(Entries from a dataset)
****

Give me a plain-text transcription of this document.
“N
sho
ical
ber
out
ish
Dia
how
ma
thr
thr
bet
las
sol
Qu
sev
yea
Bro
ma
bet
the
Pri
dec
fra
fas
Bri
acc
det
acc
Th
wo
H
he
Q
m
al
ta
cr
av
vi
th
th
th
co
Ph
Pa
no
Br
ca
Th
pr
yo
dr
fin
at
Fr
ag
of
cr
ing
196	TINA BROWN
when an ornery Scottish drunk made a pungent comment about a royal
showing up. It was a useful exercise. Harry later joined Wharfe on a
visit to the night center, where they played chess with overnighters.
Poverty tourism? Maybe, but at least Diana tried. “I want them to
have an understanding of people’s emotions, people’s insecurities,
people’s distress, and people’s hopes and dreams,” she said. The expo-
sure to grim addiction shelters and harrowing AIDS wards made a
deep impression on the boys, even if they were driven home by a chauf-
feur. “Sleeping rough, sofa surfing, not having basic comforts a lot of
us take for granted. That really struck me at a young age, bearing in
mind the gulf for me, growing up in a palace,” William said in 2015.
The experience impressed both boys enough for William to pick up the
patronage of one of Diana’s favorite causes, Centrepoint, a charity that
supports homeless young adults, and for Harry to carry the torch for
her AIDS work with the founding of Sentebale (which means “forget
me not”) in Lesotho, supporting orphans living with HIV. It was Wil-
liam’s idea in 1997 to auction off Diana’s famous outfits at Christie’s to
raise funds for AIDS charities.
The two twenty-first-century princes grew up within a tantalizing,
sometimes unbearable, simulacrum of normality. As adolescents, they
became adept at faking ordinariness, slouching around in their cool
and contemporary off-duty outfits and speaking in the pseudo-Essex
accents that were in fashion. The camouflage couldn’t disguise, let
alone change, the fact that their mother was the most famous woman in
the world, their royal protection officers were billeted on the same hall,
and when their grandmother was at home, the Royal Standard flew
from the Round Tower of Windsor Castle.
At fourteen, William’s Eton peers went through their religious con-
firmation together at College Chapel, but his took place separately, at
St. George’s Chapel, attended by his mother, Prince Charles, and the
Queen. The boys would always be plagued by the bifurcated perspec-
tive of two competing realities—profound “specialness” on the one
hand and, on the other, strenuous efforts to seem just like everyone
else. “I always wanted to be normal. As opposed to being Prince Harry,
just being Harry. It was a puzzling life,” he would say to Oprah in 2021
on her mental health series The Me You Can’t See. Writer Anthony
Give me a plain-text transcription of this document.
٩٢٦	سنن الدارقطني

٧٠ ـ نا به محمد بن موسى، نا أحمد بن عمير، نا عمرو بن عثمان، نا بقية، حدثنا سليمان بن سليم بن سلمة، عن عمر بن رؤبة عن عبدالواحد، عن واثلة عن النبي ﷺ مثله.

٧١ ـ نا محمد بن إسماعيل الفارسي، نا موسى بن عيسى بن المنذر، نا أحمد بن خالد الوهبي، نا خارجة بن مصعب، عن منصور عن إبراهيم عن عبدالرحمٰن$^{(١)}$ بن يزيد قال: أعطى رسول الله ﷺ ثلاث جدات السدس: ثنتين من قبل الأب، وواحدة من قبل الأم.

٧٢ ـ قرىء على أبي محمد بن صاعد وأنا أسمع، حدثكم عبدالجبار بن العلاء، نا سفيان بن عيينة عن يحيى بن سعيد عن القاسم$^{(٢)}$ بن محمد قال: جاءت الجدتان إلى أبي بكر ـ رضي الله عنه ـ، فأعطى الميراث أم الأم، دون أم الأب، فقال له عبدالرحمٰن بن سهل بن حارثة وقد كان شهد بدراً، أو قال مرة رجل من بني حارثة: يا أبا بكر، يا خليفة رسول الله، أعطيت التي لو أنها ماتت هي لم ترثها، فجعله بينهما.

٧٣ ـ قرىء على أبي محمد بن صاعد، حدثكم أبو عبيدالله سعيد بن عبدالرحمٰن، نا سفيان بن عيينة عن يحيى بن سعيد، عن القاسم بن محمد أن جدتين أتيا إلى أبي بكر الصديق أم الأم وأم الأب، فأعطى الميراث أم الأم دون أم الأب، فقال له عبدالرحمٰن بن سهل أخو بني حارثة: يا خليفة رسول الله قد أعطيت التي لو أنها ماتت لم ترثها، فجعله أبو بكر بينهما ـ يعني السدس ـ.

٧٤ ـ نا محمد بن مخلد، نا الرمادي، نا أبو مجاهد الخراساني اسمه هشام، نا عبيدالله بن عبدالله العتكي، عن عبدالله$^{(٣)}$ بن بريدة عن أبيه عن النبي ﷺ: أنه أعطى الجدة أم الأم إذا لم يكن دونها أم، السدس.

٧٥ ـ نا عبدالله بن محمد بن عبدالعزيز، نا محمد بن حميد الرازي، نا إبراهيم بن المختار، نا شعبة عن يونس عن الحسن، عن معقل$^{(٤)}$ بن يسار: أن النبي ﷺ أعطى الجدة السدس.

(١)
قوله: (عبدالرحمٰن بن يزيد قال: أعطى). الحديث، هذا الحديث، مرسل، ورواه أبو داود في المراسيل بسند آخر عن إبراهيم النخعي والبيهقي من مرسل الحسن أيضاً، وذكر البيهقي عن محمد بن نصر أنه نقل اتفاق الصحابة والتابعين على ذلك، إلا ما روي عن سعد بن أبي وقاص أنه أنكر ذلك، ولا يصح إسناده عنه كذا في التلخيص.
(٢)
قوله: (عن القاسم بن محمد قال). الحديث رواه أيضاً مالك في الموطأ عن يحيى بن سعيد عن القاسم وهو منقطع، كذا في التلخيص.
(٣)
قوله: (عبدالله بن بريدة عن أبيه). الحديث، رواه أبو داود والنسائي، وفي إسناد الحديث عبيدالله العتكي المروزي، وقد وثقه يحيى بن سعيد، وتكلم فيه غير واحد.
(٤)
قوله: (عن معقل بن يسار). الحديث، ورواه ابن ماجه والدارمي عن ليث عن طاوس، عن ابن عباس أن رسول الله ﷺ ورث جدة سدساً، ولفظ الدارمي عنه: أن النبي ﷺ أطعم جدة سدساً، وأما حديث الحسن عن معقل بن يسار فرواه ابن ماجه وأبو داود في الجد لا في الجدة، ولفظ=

****

• THE TASK:
Above are the records; retype them all without a single difference.

• THE OUTPUT:
Give me a plain-text transcription of this document.
“N
sho
ical
ber
out
ish
Dia
how
ma
thr
thr
bet
las
sol
Qu
sev
yea
Bro
ma
bet
the
Pri
dec
fra
fas
Bri
acc
det
acc
Th
wo
H
he
Q
m
al
ta
cr
av
vi
th
th
th
co
Ph
Pa
no
Br
ca
Th
pr
yo
dr
fin
at
Fr
ag
of
cr
ing
196	TINA BROWN
when an ornery Scottish drunk made a pungent comment about a royal
showing up. It was a useful exercise. Harry later joined Wharfe on a
visit to the night center, where they played chess with overnighters.
Poverty tourism? Maybe, but at least Diana tried. “I want them to
have an understanding of people’s emotions, people’s insecurities,
people’s distress, and people’s hopes and dreams,” she said. The expo-
sure to grim addiction shelters and harrowing AIDS wards made a
deep impression on the boys, even if they were driven home by a chauf-
feur. “Sleeping rough, sofa surfing, not having basic comforts a lot of
us take for granted. That really struck me at a young age, bearing in
mind the gulf for me, growing up in a palace,” William said in 2015.
The experience impressed both boys enough for William to pick up the
patronage of one of Diana’s favorite causes, Centrepoint, a charity that
supports homeless young adults, and for Harry to carry the torch for
her AIDS work with the founding of Sentebale (which means “forget
me not”) in Lesotho, supporting orphans living with HIV. It was Wil-
liam’s idea in 1997 to auction off Diana’s famous outfits at Christie’s to
raise funds for AIDS charities.
The two twenty-first-century princes grew up within a tantalizing,
sometimes unbearable, simulacrum of normality. As adolescents, they
became adept at faking ordinariness, slouching around in their cool
and contemporary off-duty outfits and speaking in the pseudo-Essex
accents that were in fashion. The camouflage couldn’t disguise, let
alone change, the fact that their mother was the most famous woman in
the world, their royal protection officers were billeted on the same hall,
and when their grandmother was at home, the Royal Standard flew
from the Round Tower of Windsor Castle.
At fourteen, William’s Eton peers went through their religious con-
firmation together at College Chapel, but his took place separately, at
St. George’s Chapel, attended by his mother, Prince Charles, and the
Queen. The boys would always be plagued by the bifurcated perspec-
tive of two competing realities—profound “specialness” on the one
hand and, on the other, strenuous efforts to seem just like everyone
else. “I always wanted to be normal. As opposed to being Prince Harry,
just being Harry. It was a puzzling life,” he would say to Oprah in 2021
on her mental health series The Me You Can’t See. Writer Anthony
Give me a plain-text transcription of this document.
٩٢٦	سنن الدارقطني

٧٠ ـ نا به محمد بن موسى، نا أحمد بن عمير، نا عمرو بن عثمان، نا بقية، حدثنا سليمان بن سليم بن سلمة، عن عمر بن رؤبة عن عبدالواحد، عن واثلة عن النبي ﷺ مثله.

٧١ ـ نا محمد بن إسماعيل الفارسي، نا موسى بن عيسى بن المنذر، نا أحمد بن خالد الوهبي، نا خارجة بن مصعب، عن منصور عن إبراهيم عن عبدالرحمٰن$^{(١)}$ بن يزيد قال: أعطى رسول الله ﷺ ثلاث جدات السدس: ثنتين من قبل الأب، وواحدة من قبل الأم.

٧٢ ـ قرىء على أبي محمد بن صاعد وأنا أسمع، حدثكم عبدالجبار بن العلاء، نا سفيان بن عيينة عن يحيى بن سعيد عن القاسم$^{(٢)}$ بن محمد قال: جاءت الجدتان إلى أبي بكر ـ رضي الله عنه ـ، فأعطى الميراث أم الأم، دون أم الأب، فقال له عبدالرحمٰن بن سهل بن حارثة وقد كان شهد بدراً، أو قال مرة رجل من بني حارثة: يا أبا بكر، يا خليفة رسول الله، أعطيت التي لو أنها ماتت هي لم ترثها، فجعله بينهما.

٧٣ ـ قرىء على أبي محمد بن صاعد، حدثكم أبو عبيدالله سعيد بن عبدالرحمٰن، نا سفيان بن عيينة عن يحيى بن سعيد، عن القاسم بن محمد أن جدتين أتيا إلى أبي بكر الصديق أم الأم وأم الأب، فأعطى الميراث أم الأم دون أم الأب، فقال له عبدالرحمٰن بن سهل أخو بني حارثة: يا خليفة رسول الله قد أعطيت التي لو أنها ماتت لم ترثها، فجعله أبو بكر بينهما ـ يعني السدس ـ.

٧٤ ـ نا محمد بن مخلد، نا الرمادي، نا أبو مجاهد الخراساني اسمه هشام، نا عبيدالله بن عبدالله العتكي، عن عبدالله$^{(٣)}$ بن بريدة عن أبيه عن النبي ﷺ: أنه أعطى الجدة أم الأم إذا لم يكن دونها أم، السدس.

٧٥ ـ نا عبدالله بن محمد بن عبدالعزيز، نا محمد بن حميد الرازي، نا إبراهيم بن المختار، نا شعبة عن يونس عن الحسن، عن معقل$^{(٤)}$ بن يسار: أن النبي ﷺ أعطى الجدة السدس.

(١)
قوله: (عبدالرحمٰن بن يزيد قال: أعطى). الحديث، هذا الحديث، مرسل، ورواه أبو داود في المراسيل بسند آخر عن إبراهيم النخعي والبيهقي من مرسل الحسن أيضاً، وذكر البيهقي عن محمد بن نصر أنه نقل اتفاق الصحابة والتابعين على ذلك، إلا ما روي عن سعد بن أبي وقاص أنه أنكر ذلك، ولا يصح إسناده عنه كذا في التلخيص.
(٢)
قوله: (عن القاسم بن محمد قال). الحديث رواه أيضاً مالك في الموطأ عن يحيى بن سعيد عن القاسم وهو منقطع، كذا في التلخيص.
(٣)
قوله: (عبدالله بن بريدة عن أبيه). الحديث، رواه أبو داود والنسائي، وفي إسناد الحديث عبيدالله العتكي المروزي، وقد وثقه يحيى بن سعيد، وتكلم فيه غير واحد.
(٤)
قوله: (عن معقل بن يسار). الحديث، ورواه ابن ماجه والدارمي عن ليث عن طاوس، عن ابن عباس أن رسول الله ﷺ ورث جدة سدساً، ولفظ الدارمي عنه: أن النبي ﷺ أطعم جدة سدساً، وأما حديث الحسن عن معقل بن يسار فرواه ابن ماجه وأبو داود في الجد لا في الجدة، ولفظ=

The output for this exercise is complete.